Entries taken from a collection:
>> Begin
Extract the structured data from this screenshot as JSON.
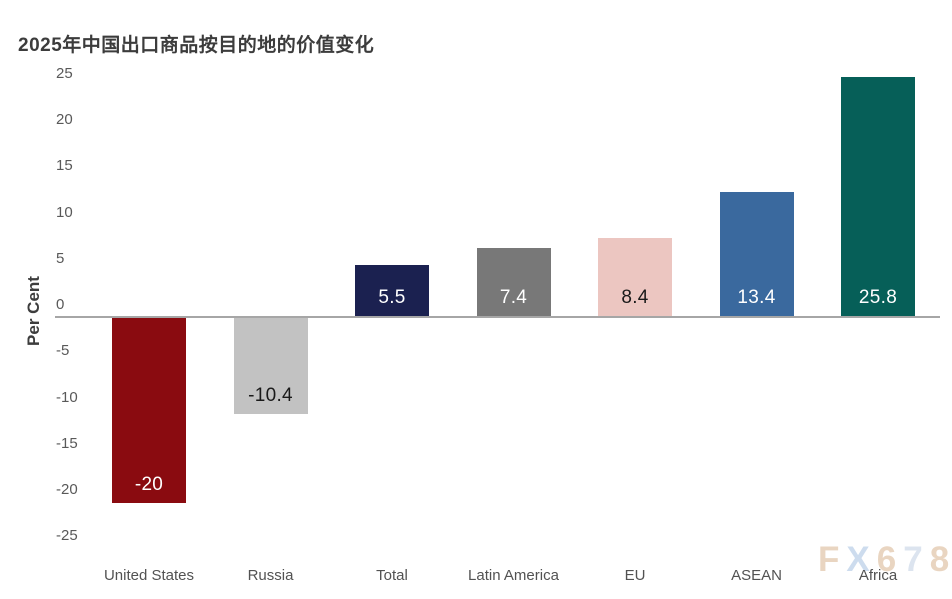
{
  "chart_data": {
    "type": "bar",
    "title": "2025年中国出口商品按目的地的价值变化",
    "ylabel": "Per Cent",
    "xlabel": "",
    "categories": [
      "United States",
      "Russia",
      "Total",
      "Latin America",
      "EU",
      "ASEAN",
      "Africa"
    ],
    "values": [
      -20,
      -10.4,
      5.5,
      7.4,
      8.4,
      13.4,
      25.8
    ],
    "value_labels": [
      "-20",
      "-10.4",
      "5.5",
      "7.4",
      "8.4",
      "13.4",
      "25.8"
    ],
    "bar_colors": [
      "#8a0b10",
      "#c2c2c2",
      "#1b2150",
      "#787878",
      "#ecc6c1",
      "#3a699e",
      "#065f58"
    ],
    "value_label_colors": [
      "#ffffff",
      "#1a1a1a",
      "#ffffff",
      "#ffffff",
      "#1a1a1a",
      "#ffffff",
      "#ffffff"
    ],
    "ylim": [
      -25,
      25
    ],
    "yticks": [
      25,
      20,
      15,
      10,
      5,
      0,
      -5,
      -10,
      -15,
      -20,
      -25
    ],
    "grid": false,
    "legend_position": "none",
    "title_color": "#3c3c3c",
    "axis_color": "#a6a6a6",
    "tick_color": "#595959"
  },
  "watermark": {
    "text": "FX678",
    "letter_colors": [
      "#e9d5c1",
      "#cddcee",
      "#e9d5c1",
      "#dce4ef",
      "#e9d5c1"
    ]
  }
}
>> End
• Instructions to follow
Copy out every line of the material above exactly, skipping the pictures.

• Written response
Extract the structured data from this screenshot as JSON.
{
  "chart_data": {
    "type": "bar",
    "title": "2025年中国出口商品按目的地的价值变化",
    "ylabel": "Per Cent",
    "xlabel": "",
    "categories": [
      "United States",
      "Russia",
      "Total",
      "Latin America",
      "EU",
      "ASEAN",
      "Africa"
    ],
    "values": [
      -20,
      -10.4,
      5.5,
      7.4,
      8.4,
      13.4,
      25.8
    ],
    "value_labels": [
      "-20",
      "-10.4",
      "5.5",
      "7.4",
      "8.4",
      "13.4",
      "25.8"
    ],
    "bar_colors": [
      "#8a0b10",
      "#c2c2c2",
      "#1b2150",
      "#787878",
      "#ecc6c1",
      "#3a699e",
      "#065f58"
    ],
    "value_label_colors": [
      "#ffffff",
      "#1a1a1a",
      "#ffffff",
      "#ffffff",
      "#1a1a1a",
      "#ffffff",
      "#ffffff"
    ],
    "ylim": [
      -25,
      25
    ],
    "yticks": [
      25,
      20,
      15,
      10,
      5,
      0,
      -5,
      -10,
      -15,
      -20,
      -25
    ],
    "grid": false,
    "legend_position": "none",
    "title_color": "#3c3c3c",
    "axis_color": "#a6a6a6",
    "tick_color": "#595959"
  },
  "watermark": {
    "text": "FX678",
    "letter_colors": [
      "#e9d5c1",
      "#cddcee",
      "#e9d5c1",
      "#dce4ef",
      "#e9d5c1"
    ]
  }
}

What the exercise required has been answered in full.